* _WHAT NEEDS TO BE DONE_:
Identify the lines that include the word "структуру", then copy all of them.

[Collection entries]
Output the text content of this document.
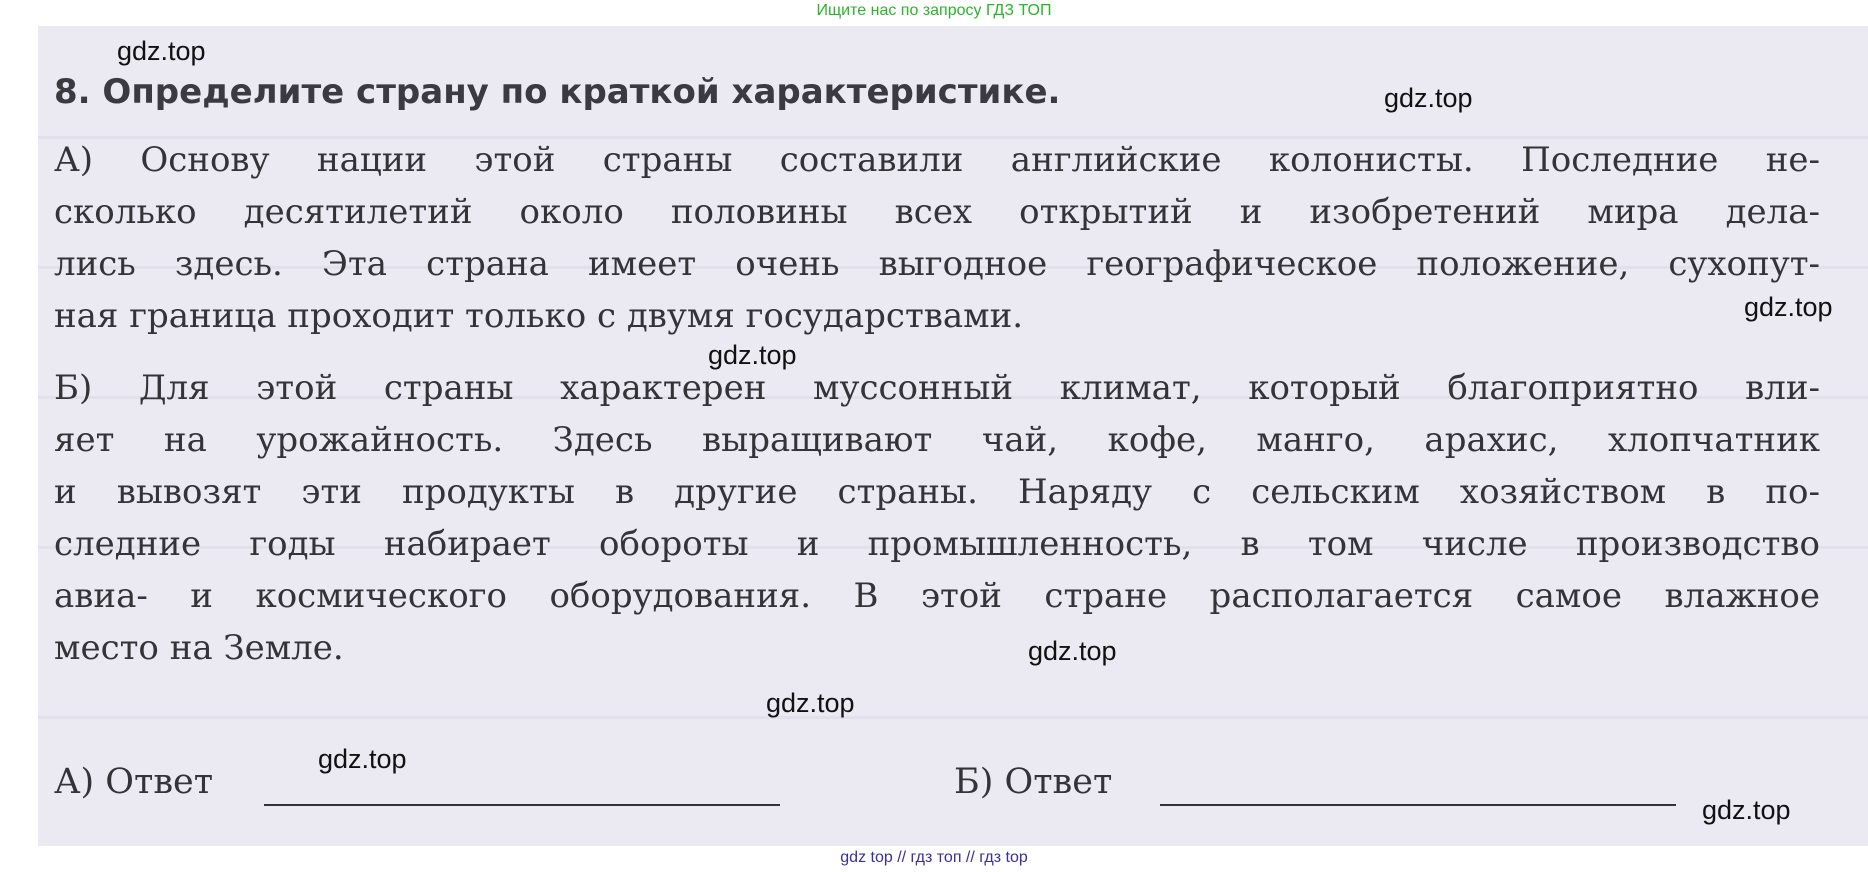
Ищите нас по запросу ГДЗ ТОП
8. Определите страну по краткой характеристике.
А) Основу нации этой страны составили английские колонисты. Последние не-
сколько десятилетий около половины всех открытий и изобретений мира дела-
лись здесь. Эта страна имеет очень выгодное географическое положение, сухопут-
ная граница проходит только с двумя государствами.
Б) Для этой страны характерен муссонный климат, который благоприятно вли-
яет на урожайность. Здесь выращивают чай, кофе, манго, арахис, хлопчатник
и вывозят эти продукты в другие страны. Наряду с сельским хозяйством в по-
следние годы набирает обороты и промышленность, в том числе производство
авиа- и космического оборудования. В этой стране располагается самое влажное
место на Земле.
А) Ответ	Б) Ответ
gdz.top
gdz.top
gdz.top
gdz.top
gdz.top
gdz.top
gdz.top
gdz.top
gdz top // гдз топ // гдз top
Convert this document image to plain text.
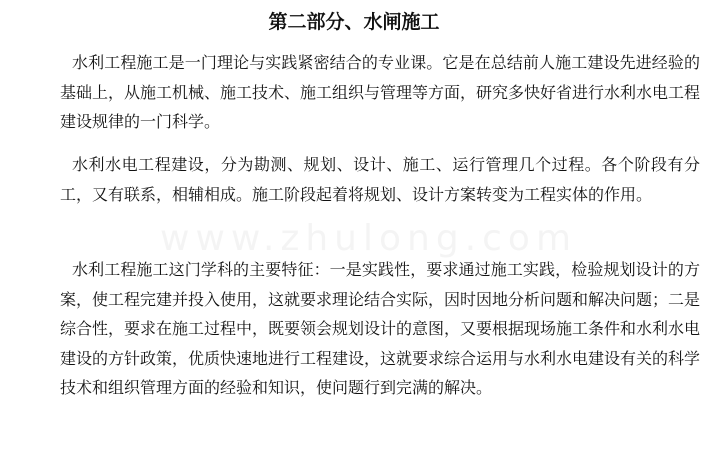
第二部分、水闸施工

水利工程施工是一门理论与实践紧密结合的专业课。它是在总结前人施工建设先进经验的基础上，从施工机械、施工技术、施工组织与管理等方面，研究多快好省进行水利水电工程建设规律的一门科学。

水利水电工程建设，分为勘测、规划、设计、施工、运行管理几个过程。各个阶段有分工，又有联系，相辅相成。施工阶段起着将规划、设计方案转变为工程实体的作用。

水利工程施工这门学科的主要特征：一是实践性，要求通过施工实践，检验规划设计的方案，使工程完建并投入使用，这就要求理论结合实际，因时因地分析问题和解决问题；二是综合性，要求在施工过程中，既要领会规划设计的意图，又要根据现场施工条件和水利水电建设的方针政策，优质快速地进行工程建设，这就要求综合运用与水利水电建设有关的科学技术和组织管理方面的经验和知识，使问题行到完满的解决。

www.zhulong.com
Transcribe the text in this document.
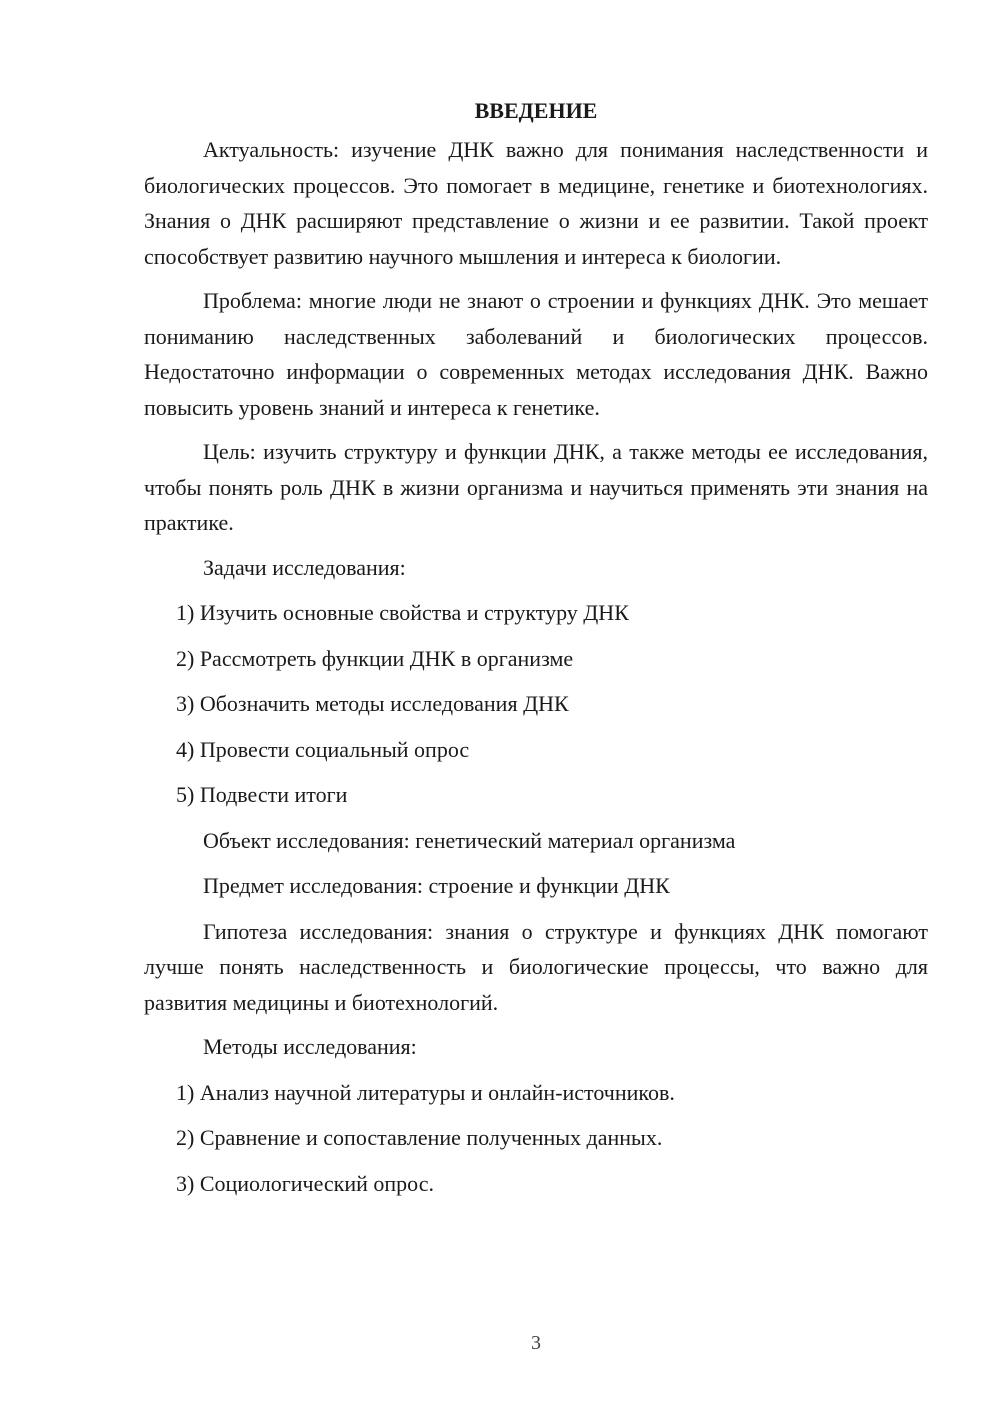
ВВЕДЕНИЕ

Актуальность: изучение ДНК важно для понимания наследственности и биологических процессов. Это помогает в медицине, генетике и биотехнологиях. Знания о ДНК расширяют представление о жизни и ее развитии. Такой проект способствует развитию научного мышления и интереса к биологии.

Проблема: многие люди не знают о строении и функциях ДНК. Это мешает пониманию наследственных заболеваний и биологических процессов. Недостаточно информации о современных методах исследования ДНК. Важно повысить уровень знаний и интереса к генетике.

Цель: изучить структуру и функции ДНК, а также методы ее исследования, чтобы понять роль ДНК в жизни организма и научиться применять эти знания на практике.

Задачи исследования:
1) Изучить основные свойства и структуру ДНК
2) Рассмотреть функции ДНК в организме
3) Обозначить методы исследования ДНК
4) Провести социальный опрос
5) Подвести итоги
Объект исследования: генетический материал организма
Предмет исследования: строение и функции ДНК

Гипотеза исследования: знания о структуре и функциях ДНК помогают лучше понять наследственность и биологические процессы, что важно для развития медицины и биотехнологий.

Методы исследования:
1) Анализ научной литературы и онлайн-источников.
2) Сравнение и сопоставление полученных данных.
3) Социологический опрос.
3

* _EXERCISE SOLUTION_:
Цель: изучить структуру и функции ДНК, а также методы ее исследования, чтобы понять роль ДНК в жизни организма и научиться применять эти знания на практике.
1) Изучить основные свойства и структуру ДНК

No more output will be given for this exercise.